_Short task_: Print all of the data exactly as written.

_Dataset content_:
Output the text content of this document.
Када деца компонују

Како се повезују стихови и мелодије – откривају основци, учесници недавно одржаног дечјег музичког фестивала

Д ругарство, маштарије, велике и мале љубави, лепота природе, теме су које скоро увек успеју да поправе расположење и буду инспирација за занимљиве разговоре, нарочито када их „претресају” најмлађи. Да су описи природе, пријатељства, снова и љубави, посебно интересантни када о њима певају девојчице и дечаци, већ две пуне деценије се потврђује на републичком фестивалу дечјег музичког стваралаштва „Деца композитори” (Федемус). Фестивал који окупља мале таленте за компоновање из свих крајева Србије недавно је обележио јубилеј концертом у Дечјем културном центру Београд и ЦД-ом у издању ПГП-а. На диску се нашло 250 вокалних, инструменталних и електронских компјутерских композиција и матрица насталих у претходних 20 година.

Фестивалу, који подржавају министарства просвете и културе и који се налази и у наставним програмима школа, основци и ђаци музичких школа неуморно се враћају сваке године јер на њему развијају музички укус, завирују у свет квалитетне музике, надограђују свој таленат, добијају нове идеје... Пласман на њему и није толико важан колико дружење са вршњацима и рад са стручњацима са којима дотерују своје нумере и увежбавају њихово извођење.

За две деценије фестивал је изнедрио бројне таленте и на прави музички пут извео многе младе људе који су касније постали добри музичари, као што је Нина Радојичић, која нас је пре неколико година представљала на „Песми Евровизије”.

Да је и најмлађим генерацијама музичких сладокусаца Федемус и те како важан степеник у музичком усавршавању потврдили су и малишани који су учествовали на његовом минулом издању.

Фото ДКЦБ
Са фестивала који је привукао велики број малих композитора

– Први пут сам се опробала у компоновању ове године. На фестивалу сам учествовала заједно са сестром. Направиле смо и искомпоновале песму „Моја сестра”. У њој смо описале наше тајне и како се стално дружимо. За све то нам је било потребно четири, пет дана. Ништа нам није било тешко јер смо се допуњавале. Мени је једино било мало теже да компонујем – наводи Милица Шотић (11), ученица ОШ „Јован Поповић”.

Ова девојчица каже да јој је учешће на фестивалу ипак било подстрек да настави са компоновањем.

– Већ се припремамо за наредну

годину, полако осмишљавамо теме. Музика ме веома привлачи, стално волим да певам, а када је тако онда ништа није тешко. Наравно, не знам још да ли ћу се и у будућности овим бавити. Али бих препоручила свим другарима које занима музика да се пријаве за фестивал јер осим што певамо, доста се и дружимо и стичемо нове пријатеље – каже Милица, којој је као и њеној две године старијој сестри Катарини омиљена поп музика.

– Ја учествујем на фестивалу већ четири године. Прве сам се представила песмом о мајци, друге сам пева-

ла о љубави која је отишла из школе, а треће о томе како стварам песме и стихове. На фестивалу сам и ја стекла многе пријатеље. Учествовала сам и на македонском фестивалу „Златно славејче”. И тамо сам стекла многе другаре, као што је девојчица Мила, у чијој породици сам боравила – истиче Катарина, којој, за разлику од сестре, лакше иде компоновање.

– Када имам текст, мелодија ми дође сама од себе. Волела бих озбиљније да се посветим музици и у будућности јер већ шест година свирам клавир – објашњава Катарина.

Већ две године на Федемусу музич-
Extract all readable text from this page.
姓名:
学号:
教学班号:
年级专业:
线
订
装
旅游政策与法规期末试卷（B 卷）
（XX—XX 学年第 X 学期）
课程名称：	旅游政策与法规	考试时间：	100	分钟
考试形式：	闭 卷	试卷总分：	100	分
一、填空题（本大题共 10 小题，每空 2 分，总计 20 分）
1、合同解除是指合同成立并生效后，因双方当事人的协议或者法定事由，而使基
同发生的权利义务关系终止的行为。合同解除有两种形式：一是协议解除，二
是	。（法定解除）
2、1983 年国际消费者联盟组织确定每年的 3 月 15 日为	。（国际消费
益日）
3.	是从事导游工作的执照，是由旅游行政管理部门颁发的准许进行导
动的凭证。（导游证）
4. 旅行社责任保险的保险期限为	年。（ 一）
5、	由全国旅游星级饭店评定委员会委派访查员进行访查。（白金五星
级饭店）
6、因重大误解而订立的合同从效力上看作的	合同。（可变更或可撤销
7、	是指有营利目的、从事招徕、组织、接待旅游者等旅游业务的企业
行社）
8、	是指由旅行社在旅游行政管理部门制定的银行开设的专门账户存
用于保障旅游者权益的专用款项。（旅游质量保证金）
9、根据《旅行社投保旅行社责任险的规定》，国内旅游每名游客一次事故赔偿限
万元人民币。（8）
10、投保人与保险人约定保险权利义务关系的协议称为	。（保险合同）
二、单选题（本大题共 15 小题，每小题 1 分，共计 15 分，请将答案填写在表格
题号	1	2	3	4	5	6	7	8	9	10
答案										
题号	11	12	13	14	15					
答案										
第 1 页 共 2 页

_Solution to this exercise_:
Output the text content of this document.
Када деца компонују

Како се повезују стихови и мелодије – откривају основци, учесници недавно одржаног дечјег музичког фестивала

Д ругарство, маштарије, велике и мале љубави, лепота природе, теме су које скоро увек успеју да поправе расположење и буду инспирација за занимљиве разговоре, нарочито када их „претресају” најмлађи. Да су описи природе, пријатељства, снова и љубави, посебно интересантни када о њима певају девојчице и дечаци, већ две пуне деценије се потврђује на републичком фестивалу дечјег музичког стваралаштва „Деца композитори” (Федемус). Фестивал који окупља мале таленте за компоновање из свих крајева Србије недавно је обележио јубилеј концертом у Дечјем културном центру Београд и ЦД-ом у издању ПГП-а. На диску се нашло 250 вокалних, инструменталних и електронских компјутерских композиција и матрица насталих у претходних 20 година.

Фестивалу, који подржавају министарства просвете и културе и који се налази и у наставним програмима школа, основци и ђаци музичких школа неуморно се враћају сваке године јер на њему развијају музички укус, завирују у свет квалитетне музике, надограђују свој таленат, добијају нове идеје... Пласман на њему и није толико важан колико дружење са вршњацима и рад са стручњацима са којима дотерују своје нумере и увежбавају њихово извођење.

За две деценије фестивал је изнедрио бројне таленте и на прави музички пут извео многе младе људе који су касније постали добри музичари, као што је Нина Радојичић, која нас је пре неколико година представљала на „Песми Евровизије”.

Да је и најмлађим генерацијама музичких сладокусаца Федемус и те како важан степеник у музичком усавршавању потврдили су и малишани који су учествовали на његовом минулом издању.

Фото ДКЦБ
Са фестивала који је привукао велики број малих композитора

– Први пут сам се опробала у компоновању ове године. На фестивалу сам учествовала заједно са сестром. Направиле смо и искомпоновале песму „Моја сестра”. У њој смо описале наше тајне и како се стално дружимо. За све то нам је било потребно четири, пет дана. Ништа нам није било тешко јер смо се допуњавале. Мени је једино било мало теже да компонујем – наводи Милица Шотић (11), ученица ОШ „Јован Поповић”.

Ова девојчица каже да јој је учешће на фестивалу ипак било подстрек да настави са компоновањем.

– Већ се припремамо за наредну

годину, полако осмишљавамо теме. Музика ме веома привлачи, стално волим да певам, а када је тако онда ништа није тешко. Наравно, не знам још да ли ћу се и у будућности овим бавити. Али бих препоручила свим другарима које занима музика да се пријаве за фестивал јер осим што певамо, доста се и дружимо и стичемо нове пријатеље – каже Милица, којој је као и њеној две године старијој сестри Катарини омиљена поп музика.

– Ја учествујем на фестивалу већ четири године. Прве сам се представила песмом о мајци, друге сам пева-

ла о љубави која је отишла из школе, а треће о томе како стварам песме и стихове. На фестивалу сам и ја стекла многе пријатеље. Учествовала сам и на македонском фестивалу „Златно славејче”. И тамо сам стекла многе другаре, као што је девојчица Мила, у чијој породици сам боравила – истиче Катарина, којој, за разлику од сестре, лакше иде компоновање.

– Када имам текст, мелодија ми дође сама од себе. Волела бих озбиљније да се посветим музици и у будућности јер већ шест година свирам клавир – објашњава Катарина.

Већ две године на Федемусу музич-
Extract all readable text from this page.
姓名:
学号:
教学班号:
年级专业:
线
订
装
旅游政策与法规期末试卷（B 卷）
（XX—XX 学年第 X 学期）
课程名称：	旅游政策与法规	考试时间：	100	分钟
考试形式：	闭 卷	试卷总分：	100	分
一、填空题（本大题共 10 小题，每空 2 分，总计 20 分）
1、合同解除是指合同成立并生效后，因双方当事人的协议或者法定事由，而使基
同发生的权利义务关系终止的行为。合同解除有两种形式：一是协议解除，二
是	。（法定解除）
2、1983 年国际消费者联盟组织确定每年的 3 月 15 日为	。（国际消费
益日）
3.	是从事导游工作的执照，是由旅游行政管理部门颁发的准许进行导
动的凭证。（导游证）
4. 旅行社责任保险的保险期限为	年。（ 一）
5、	由全国旅游星级饭店评定委员会委派访查员进行访查。（白金五星
级饭店）
6、因重大误解而订立的合同从效力上看作的	合同。（可变更或可撤销
7、	是指有营利目的、从事招徕、组织、接待旅游者等旅游业务的企业
行社）
8、	是指由旅行社在旅游行政管理部门制定的银行开设的专门账户存
用于保障旅游者权益的专用款项。（旅游质量保证金）
9、根据《旅行社投保旅行社责任险的规定》，国内旅游每名游客一次事故赔偿限
万元人民币。（8）
10、投保人与保险人约定保险权利义务关系的协议称为	。（保险合同）
二、单选题（本大题共 15 小题，每小题 1 分，共计 15 分，请将答案填写在表格
题号	1	2	3	4	5	6	7	8	9	10
答案										
题号	11	12	13	14	15					
答案										
第 1 页 共 2 页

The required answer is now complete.